Collected data entries:
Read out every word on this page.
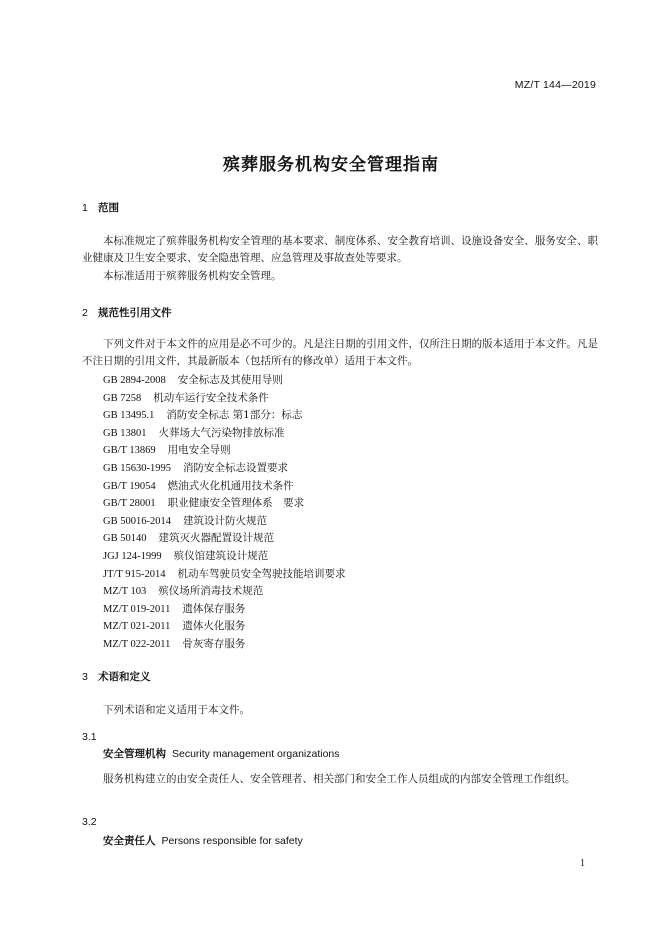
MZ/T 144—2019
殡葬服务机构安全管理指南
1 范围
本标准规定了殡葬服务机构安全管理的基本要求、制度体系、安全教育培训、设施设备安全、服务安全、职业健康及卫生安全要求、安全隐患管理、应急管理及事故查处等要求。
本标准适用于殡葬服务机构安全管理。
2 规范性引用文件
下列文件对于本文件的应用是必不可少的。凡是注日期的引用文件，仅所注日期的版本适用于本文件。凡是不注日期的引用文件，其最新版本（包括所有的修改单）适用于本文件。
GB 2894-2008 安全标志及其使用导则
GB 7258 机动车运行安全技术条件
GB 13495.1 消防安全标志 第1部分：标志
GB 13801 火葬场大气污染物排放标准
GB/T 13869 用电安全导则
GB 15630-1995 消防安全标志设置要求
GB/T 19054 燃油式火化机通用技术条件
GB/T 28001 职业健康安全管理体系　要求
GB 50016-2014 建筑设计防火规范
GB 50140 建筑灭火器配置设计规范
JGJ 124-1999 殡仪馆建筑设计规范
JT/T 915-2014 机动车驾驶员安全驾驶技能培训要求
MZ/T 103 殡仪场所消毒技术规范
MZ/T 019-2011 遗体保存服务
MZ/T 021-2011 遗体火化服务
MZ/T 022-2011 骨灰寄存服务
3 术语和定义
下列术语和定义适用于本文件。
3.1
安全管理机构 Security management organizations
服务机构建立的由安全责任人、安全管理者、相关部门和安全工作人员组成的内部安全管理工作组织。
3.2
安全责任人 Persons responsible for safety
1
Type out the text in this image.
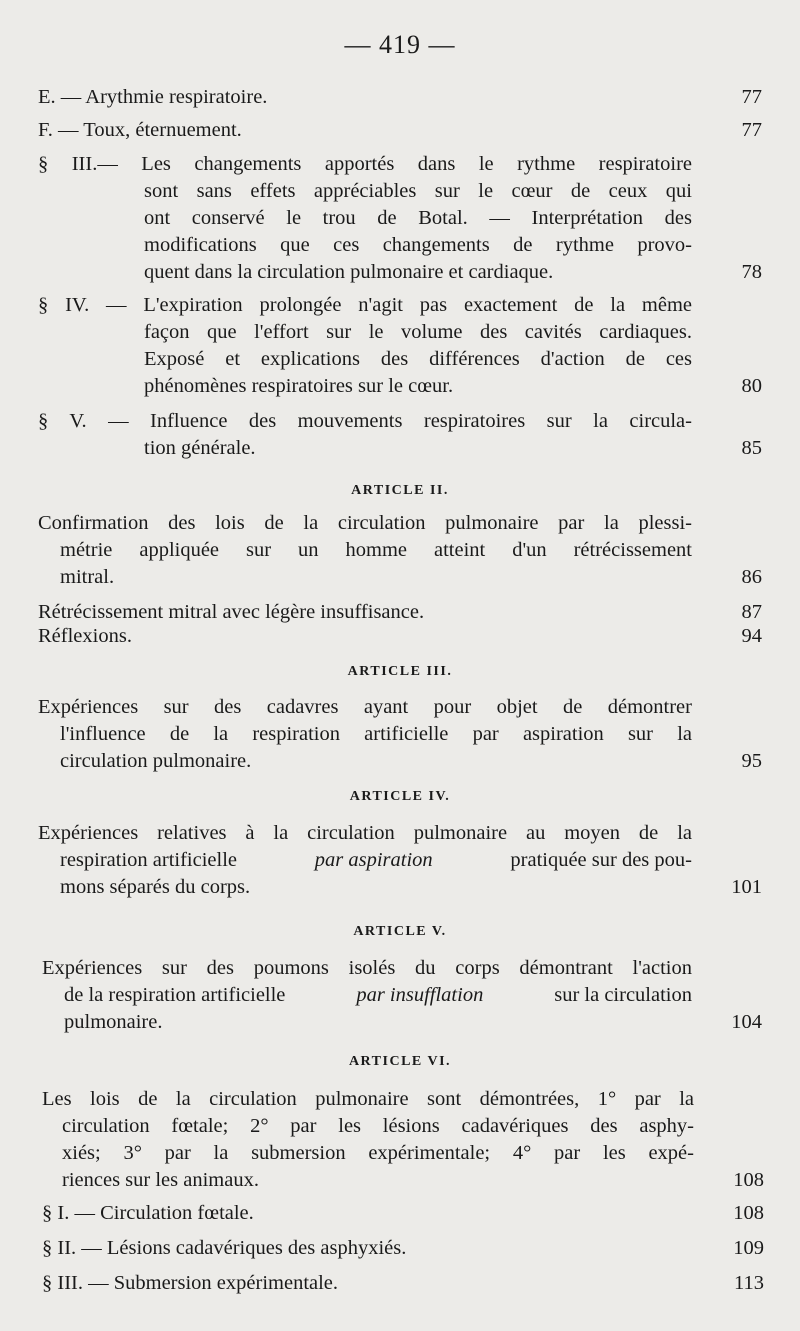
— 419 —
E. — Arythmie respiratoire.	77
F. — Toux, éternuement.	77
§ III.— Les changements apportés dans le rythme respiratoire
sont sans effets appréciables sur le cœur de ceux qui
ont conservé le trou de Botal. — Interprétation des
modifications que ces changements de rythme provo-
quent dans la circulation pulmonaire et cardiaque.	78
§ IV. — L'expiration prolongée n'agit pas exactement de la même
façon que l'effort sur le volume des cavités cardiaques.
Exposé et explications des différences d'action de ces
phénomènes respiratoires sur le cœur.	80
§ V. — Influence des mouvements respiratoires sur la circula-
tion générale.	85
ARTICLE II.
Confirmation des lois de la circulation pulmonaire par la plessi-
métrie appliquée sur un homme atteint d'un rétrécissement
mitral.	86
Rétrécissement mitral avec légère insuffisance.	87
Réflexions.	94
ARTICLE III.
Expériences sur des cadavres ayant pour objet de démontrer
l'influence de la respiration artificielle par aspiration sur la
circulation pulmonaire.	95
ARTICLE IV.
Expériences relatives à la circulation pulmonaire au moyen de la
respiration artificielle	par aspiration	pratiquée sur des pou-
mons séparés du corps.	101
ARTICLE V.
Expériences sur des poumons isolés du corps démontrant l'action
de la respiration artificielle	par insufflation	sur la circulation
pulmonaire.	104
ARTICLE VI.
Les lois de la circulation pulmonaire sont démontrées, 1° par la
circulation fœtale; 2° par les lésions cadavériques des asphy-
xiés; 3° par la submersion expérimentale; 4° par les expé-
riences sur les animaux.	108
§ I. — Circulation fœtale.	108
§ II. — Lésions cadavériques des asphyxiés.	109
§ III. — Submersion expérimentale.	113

• [DIRECTIVE]
Images must not appear in the copy; reproduce everything else in the records verbatim.

• [FINAL ANSWER]
Read out every word on this page.
MZ/T 144—2019
殡葬服务机构安全管理指南
1 范围
本标准规定了殡葬服务机构安全管理的基本要求、制度体系、安全教育培训、设施设备安全、服务安全、职业健康及卫生安全要求、安全隐患管理、应急管理及事故查处等要求。
本标准适用于殡葬服务机构安全管理。
2 规范性引用文件
下列文件对于本文件的应用是必不可少的。凡是注日期的引用文件，仅所注日期的版本适用于本文件。凡是不注日期的引用文件，其最新版本（包括所有的修改单）适用于本文件。
GB 2894-2008 安全标志及其使用导则
GB 7258 机动车运行安全技术条件
GB 13495.1 消防安全标志 第1部分：标志
GB 13801 火葬场大气污染物排放标准
GB/T 13869 用电安全导则
GB 15630-1995 消防安全标志设置要求
GB/T 19054 燃油式火化机通用技术条件
GB/T 28001 职业健康安全管理体系　要求
GB 50016-2014 建筑设计防火规范
GB 50140 建筑灭火器配置设计规范
JGJ 124-1999 殡仪馆建筑设计规范
JT/T 915-2014 机动车驾驶员安全驾驶技能培训要求
MZ/T 103 殡仪场所消毒技术规范
MZ/T 019-2011 遗体保存服务
MZ/T 021-2011 遗体火化服务
MZ/T 022-2011 骨灰寄存服务
3 术语和定义
下列术语和定义适用于本文件。
3.1
安全管理机构 Security management organizations
服务机构建立的由安全责任人、安全管理者、相关部门和安全工作人员组成的内部安全管理工作组织。
3.2
安全责任人 Persons responsible for safety
1
Type out the text in this image.
— 419 —
E. — Arythmie respiratoire.	77
F. — Toux, éternuement.	77
§ III.— Les changements apportés dans le rythme respiratoire
sont sans effets appréciables sur le cœur de ceux qui
ont conservé le trou de Botal. — Interprétation des
modifications que ces changements de rythme provo-
quent dans la circulation pulmonaire et cardiaque.	78
§ IV. — L'expiration prolongée n'agit pas exactement de la même
façon que l'effort sur le volume des cavités cardiaques.
Exposé et explications des différences d'action de ces
phénomènes respiratoires sur le cœur.	80
§ V. — Influence des mouvements respiratoires sur la circula-
tion générale.	85
ARTICLE II.
Confirmation des lois de la circulation pulmonaire par la plessi-
métrie appliquée sur un homme atteint d'un rétrécissement
mitral.	86
Rétrécissement mitral avec légère insuffisance.	87
Réflexions.	94
ARTICLE III.
Expériences sur des cadavres ayant pour objet de démontrer
l'influence de la respiration artificielle par aspiration sur la
circulation pulmonaire.	95
ARTICLE IV.
Expériences relatives à la circulation pulmonaire au moyen de la
respiration artificielle	par aspiration	pratiquée sur des pou-
mons séparés du corps.	101
ARTICLE V.
Expériences sur des poumons isolés du corps démontrant l'action
de la respiration artificielle	par insufflation	sur la circulation
pulmonaire.	104
ARTICLE VI.
Les lois de la circulation pulmonaire sont démontrées, 1° par la
circulation fœtale; 2° par les lésions cadavériques des asphy-
xiés; 3° par la submersion expérimentale; 4° par les expé-
riences sur les animaux.	108
§ I. — Circulation fœtale.	108
§ II. — Lésions cadavériques des asphyxiés.	109
§ III. — Submersion expérimentale.	113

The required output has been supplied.